> [What to do]: Give every line of the material again, exactly as written.

> [Supplied data]:
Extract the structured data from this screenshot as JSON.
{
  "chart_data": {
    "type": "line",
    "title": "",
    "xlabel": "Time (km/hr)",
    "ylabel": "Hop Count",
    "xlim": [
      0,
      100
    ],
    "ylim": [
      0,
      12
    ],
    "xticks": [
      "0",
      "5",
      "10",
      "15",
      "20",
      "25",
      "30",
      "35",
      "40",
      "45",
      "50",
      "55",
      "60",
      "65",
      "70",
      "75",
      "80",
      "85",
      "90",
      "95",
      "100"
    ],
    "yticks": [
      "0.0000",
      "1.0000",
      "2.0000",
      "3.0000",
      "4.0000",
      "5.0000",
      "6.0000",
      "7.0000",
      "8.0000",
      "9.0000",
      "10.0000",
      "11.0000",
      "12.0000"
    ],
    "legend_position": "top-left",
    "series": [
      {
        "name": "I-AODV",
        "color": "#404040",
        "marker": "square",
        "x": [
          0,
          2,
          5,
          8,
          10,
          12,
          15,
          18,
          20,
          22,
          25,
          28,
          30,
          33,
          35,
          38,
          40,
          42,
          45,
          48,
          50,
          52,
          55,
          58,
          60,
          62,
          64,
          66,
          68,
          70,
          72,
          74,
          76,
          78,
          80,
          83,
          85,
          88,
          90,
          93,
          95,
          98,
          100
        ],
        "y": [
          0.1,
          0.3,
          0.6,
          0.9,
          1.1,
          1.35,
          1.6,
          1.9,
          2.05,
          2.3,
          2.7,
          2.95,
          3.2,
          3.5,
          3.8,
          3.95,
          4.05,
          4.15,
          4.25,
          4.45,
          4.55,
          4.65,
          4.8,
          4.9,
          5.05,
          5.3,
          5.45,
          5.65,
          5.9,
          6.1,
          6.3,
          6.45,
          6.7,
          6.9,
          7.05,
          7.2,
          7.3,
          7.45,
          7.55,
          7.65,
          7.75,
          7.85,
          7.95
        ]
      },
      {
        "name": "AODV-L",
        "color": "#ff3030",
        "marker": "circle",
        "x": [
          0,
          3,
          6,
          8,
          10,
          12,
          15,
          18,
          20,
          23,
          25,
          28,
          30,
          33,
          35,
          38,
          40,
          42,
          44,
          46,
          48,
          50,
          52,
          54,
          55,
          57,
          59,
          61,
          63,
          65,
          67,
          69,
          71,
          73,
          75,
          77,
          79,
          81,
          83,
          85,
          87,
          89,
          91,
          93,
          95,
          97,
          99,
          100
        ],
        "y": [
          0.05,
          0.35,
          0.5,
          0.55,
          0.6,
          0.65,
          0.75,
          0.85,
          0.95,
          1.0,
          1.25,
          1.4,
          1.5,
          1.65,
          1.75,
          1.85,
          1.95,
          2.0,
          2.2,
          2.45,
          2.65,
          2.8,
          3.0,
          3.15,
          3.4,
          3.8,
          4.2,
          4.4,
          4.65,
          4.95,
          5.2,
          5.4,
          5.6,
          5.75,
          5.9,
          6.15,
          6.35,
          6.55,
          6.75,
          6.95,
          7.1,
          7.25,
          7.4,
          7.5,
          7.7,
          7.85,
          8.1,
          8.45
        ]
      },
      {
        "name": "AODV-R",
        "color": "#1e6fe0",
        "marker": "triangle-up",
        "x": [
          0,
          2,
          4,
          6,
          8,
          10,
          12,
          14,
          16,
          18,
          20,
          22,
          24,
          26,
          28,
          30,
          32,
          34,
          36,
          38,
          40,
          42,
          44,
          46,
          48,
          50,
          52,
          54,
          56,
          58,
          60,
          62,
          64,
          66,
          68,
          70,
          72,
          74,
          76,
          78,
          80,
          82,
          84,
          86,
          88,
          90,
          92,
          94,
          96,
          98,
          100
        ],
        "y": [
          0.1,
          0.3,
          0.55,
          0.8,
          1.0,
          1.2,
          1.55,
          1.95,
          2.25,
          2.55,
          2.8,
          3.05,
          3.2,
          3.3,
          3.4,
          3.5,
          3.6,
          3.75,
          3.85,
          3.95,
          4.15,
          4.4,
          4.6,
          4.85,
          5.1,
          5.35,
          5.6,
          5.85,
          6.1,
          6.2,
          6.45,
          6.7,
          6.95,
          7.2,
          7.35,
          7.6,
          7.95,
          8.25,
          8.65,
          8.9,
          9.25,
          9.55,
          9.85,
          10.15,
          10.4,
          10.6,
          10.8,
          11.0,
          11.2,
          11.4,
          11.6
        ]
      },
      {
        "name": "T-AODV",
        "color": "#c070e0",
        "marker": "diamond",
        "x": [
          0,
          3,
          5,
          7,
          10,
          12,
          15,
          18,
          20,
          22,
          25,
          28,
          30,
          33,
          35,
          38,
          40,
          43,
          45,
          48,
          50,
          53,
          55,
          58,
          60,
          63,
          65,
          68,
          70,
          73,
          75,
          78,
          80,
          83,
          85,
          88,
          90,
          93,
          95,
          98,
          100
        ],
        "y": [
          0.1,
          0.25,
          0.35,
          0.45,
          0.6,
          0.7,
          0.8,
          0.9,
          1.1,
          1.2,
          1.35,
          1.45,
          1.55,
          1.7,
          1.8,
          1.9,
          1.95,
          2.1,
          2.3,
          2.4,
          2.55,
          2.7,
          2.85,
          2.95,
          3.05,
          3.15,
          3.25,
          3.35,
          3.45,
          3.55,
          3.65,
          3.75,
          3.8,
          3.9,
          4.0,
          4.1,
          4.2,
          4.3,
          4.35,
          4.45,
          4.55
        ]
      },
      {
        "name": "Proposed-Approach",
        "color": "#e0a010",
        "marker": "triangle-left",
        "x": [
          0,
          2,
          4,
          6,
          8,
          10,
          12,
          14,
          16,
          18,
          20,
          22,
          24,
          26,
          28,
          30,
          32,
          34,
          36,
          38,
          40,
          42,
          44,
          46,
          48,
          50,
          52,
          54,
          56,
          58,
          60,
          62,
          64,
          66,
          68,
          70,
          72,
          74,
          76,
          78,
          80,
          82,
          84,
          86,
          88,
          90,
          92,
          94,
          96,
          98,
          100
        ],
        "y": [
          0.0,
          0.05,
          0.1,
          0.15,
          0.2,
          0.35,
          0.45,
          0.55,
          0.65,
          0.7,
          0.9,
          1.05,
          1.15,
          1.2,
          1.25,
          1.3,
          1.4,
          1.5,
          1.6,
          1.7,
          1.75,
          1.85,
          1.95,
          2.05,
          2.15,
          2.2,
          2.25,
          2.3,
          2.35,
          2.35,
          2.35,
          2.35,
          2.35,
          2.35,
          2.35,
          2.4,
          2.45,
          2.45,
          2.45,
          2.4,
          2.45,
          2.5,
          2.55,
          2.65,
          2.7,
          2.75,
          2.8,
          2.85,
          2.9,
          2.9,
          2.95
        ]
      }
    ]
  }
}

> [Correct result]:
Extract the structured data from this screenshot as JSON.
{
  "chart_data": {
    "type": "line",
    "title": "",
    "xlabel": "Time (km/hr)",
    "ylabel": "Hop Count",
    "xlim": [
      0,
      100
    ],
    "ylim": [
      0,
      12
    ],
    "xticks": [
      "0",
      "5",
      "10",
      "15",
      "20",
      "25",
      "30",
      "35",
      "40",
      "45",
      "50",
      "55",
      "60",
      "65",
      "70",
      "75",
      "80",
      "85",
      "90",
      "95",
      "100"
    ],
    "yticks": [
      "0.0000",
      "1.0000",
      "2.0000",
      "3.0000",
      "4.0000",
      "5.0000",
      "6.0000",
      "7.0000",
      "8.0000",
      "9.0000",
      "10.0000",
      "11.0000",
      "12.0000"
    ],
    "legend_position": "top-left",
    "series": [
      {
        "name": "I-AODV",
        "color": "#404040",
        "marker": "square",
        "x": [
          0,
          2,
          5,
          8,
          10,
          12,
          15,
          18,
          20,
          22,
          25,
          28,
          30,
          33,
          35,
          38,
          40,
          42,
          45,
          48,
          50,
          52,
          55,
          58,
          60,
          62,
          64,
          66,
          68,
          70,
          72,
          74,
          76,
          78,
          80,
          83,
          85,
          88,
          90,
          93,
          95,
          98,
          100
        ],
        "y": [
          0.1,
          0.3,
          0.6,
          0.9,
          1.1,
          1.35,
          1.6,
          1.9,
          2.05,
          2.3,
          2.7,
          2.95,
          3.2,
          3.5,
          3.8,
          3.95,
          4.05,
          4.15,
          4.25,
          4.45,
          4.55,
          4.65,
          4.8,
          4.9,
          5.05,
          5.3,
          5.45,
          5.65,
          5.9,
          6.1,
          6.3,
          6.45,
          6.7,
          6.9,
          7.05,
          7.2,
          7.3,
          7.45,
          7.55,
          7.65,
          7.75,
          7.85,
          7.95
        ]
      },
      {
        "name": "AODV-L",
        "color": "#ff3030",
        "marker": "circle",
        "x": [
          0,
          3,
          6,
          8,
          10,
          12,
          15,
          18,
          20,
          23,
          25,
          28,
          30,
          33,
          35,
          38,
          40,
          42,
          44,
          46,
          48,
          50,
          52,
          54,
          55,
          57,
          59,
          61,
          63,
          65,
          67,
          69,
          71,
          73,
          75,
          77,
          79,
          81,
          83,
          85,
          87,
          89,
          91,
          93,
          95,
          97,
          99,
          100
        ],
        "y": [
          0.05,
          0.35,
          0.5,
          0.55,
          0.6,
          0.65,
          0.75,
          0.85,
          0.95,
          1.0,
          1.25,
          1.4,
          1.5,
          1.65,
          1.75,
          1.85,
          1.95,
          2.0,
          2.2,
          2.45,
          2.65,
          2.8,
          3.0,
          3.15,
          3.4,
          3.8,
          4.2,
          4.4,
          4.65,
          4.95,
          5.2,
          5.4,
          5.6,
          5.75,
          5.9,
          6.15,
          6.35,
          6.55,
          6.75,
          6.95,
          7.1,
          7.25,
          7.4,
          7.5,
          7.7,
          7.85,
          8.1,
          8.45
        ]
      },
      {
        "name": "AODV-R",
        "color": "#1e6fe0",
        "marker": "triangle-up",
        "x": [
          0,
          2,
          4,
          6,
          8,
          10,
          12,
          14,
          16,
          18,
          20,
          22,
          24,
          26,
          28,
          30,
          32,
          34,
          36,
          38,
          40,
          42,
          44,
          46,
          48,
          50,
          52,
          54,
          56,
          58,
          60,
          62,
          64,
          66,
          68,
          70,
          72,
          74,
          76,
          78,
          80,
          82,
          84,
          86,
          88,
          90,
          92,
          94,
          96,
          98,
          100
        ],
        "y": [
          0.1,
          0.3,
          0.55,
          0.8,
          1.0,
          1.2,
          1.55,
          1.95,
          2.25,
          2.55,
          2.8,
          3.05,
          3.2,
          3.3,
          3.4,
          3.5,
          3.6,
          3.75,
          3.85,
          3.95,
          4.15,
          4.4,
          4.6,
          4.85,
          5.1,
          5.35,
          5.6,
          5.85,
          6.1,
          6.2,
          6.45,
          6.7,
          6.95,
          7.2,
          7.35,
          7.6,
          7.95,
          8.25,
          8.65,
          8.9,
          9.25,
          9.55,
          9.85,
          10.15,
          10.4,
          10.6,
          10.8,
          11.0,
          11.2,
          11.4,
          11.6
        ]
      },
      {
        "name": "T-AODV",
        "color": "#c070e0",
        "marker": "diamond",
        "x": [
          0,
          3,
          5,
          7,
          10,
          12,
          15,
          18,
          20,
          22,
          25,
          28,
          30,
          33,
          35,
          38,
          40,
          43,
          45,
          48,
          50,
          53,
          55,
          58,
          60,
          63,
          65,
          68,
          70,
          73,
          75,
          78,
          80,
          83,
          85,
          88,
          90,
          93,
          95,
          98,
          100
        ],
        "y": [
          0.1,
          0.25,
          0.35,
          0.45,
          0.6,
          0.7,
          0.8,
          0.9,
          1.1,
          1.2,
          1.35,
          1.45,
          1.55,
          1.7,
          1.8,
          1.9,
          1.95,
          2.1,
          2.3,
          2.4,
          2.55,
          2.7,
          2.85,
          2.95,
          3.05,
          3.15,
          3.25,
          3.35,
          3.45,
          3.55,
          3.65,
          3.75,
          3.8,
          3.9,
          4.0,
          4.1,
          4.2,
          4.3,
          4.35,
          4.45,
          4.55
        ]
      },
      {
        "name": "Proposed-Approach",
        "color": "#e0a010",
        "marker": "triangle-left",
        "x": [
          0,
          2,
          4,
          6,
          8,
          10,
          12,
          14,
          16,
          18,
          20,
          22,
          24,
          26,
          28,
          30,
          32,
          34,
          36,
          38,
          40,
          42,
          44,
          46,
          48,
          50,
          52,
          54,
          56,
          58,
          60,
          62,
          64,
          66,
          68,
          70,
          72,
          74,
          76,
          78,
          80,
          82,
          84,
          86,
          88,
          90,
          92,
          94,
          96,
          98,
          100
        ],
        "y": [
          0.0,
          0.05,
          0.1,
          0.15,
          0.2,
          0.35,
          0.45,
          0.55,
          0.65,
          0.7,
          0.9,
          1.05,
          1.15,
          1.2,
          1.25,
          1.3,
          1.4,
          1.5,
          1.6,
          1.7,
          1.75,
          1.85,
          1.95,
          2.05,
          2.15,
          2.2,
          2.25,
          2.3,
          2.35,
          2.35,
          2.35,
          2.35,
          2.35,
          2.35,
          2.35,
          2.4,
          2.45,
          2.45,
          2.45,
          2.4,
          2.45,
          2.5,
          2.55,
          2.65,
          2.7,
          2.75,
          2.8,
          2.85,
          2.9,
          2.9,
          2.95
        ]
      }
    ]
  }
}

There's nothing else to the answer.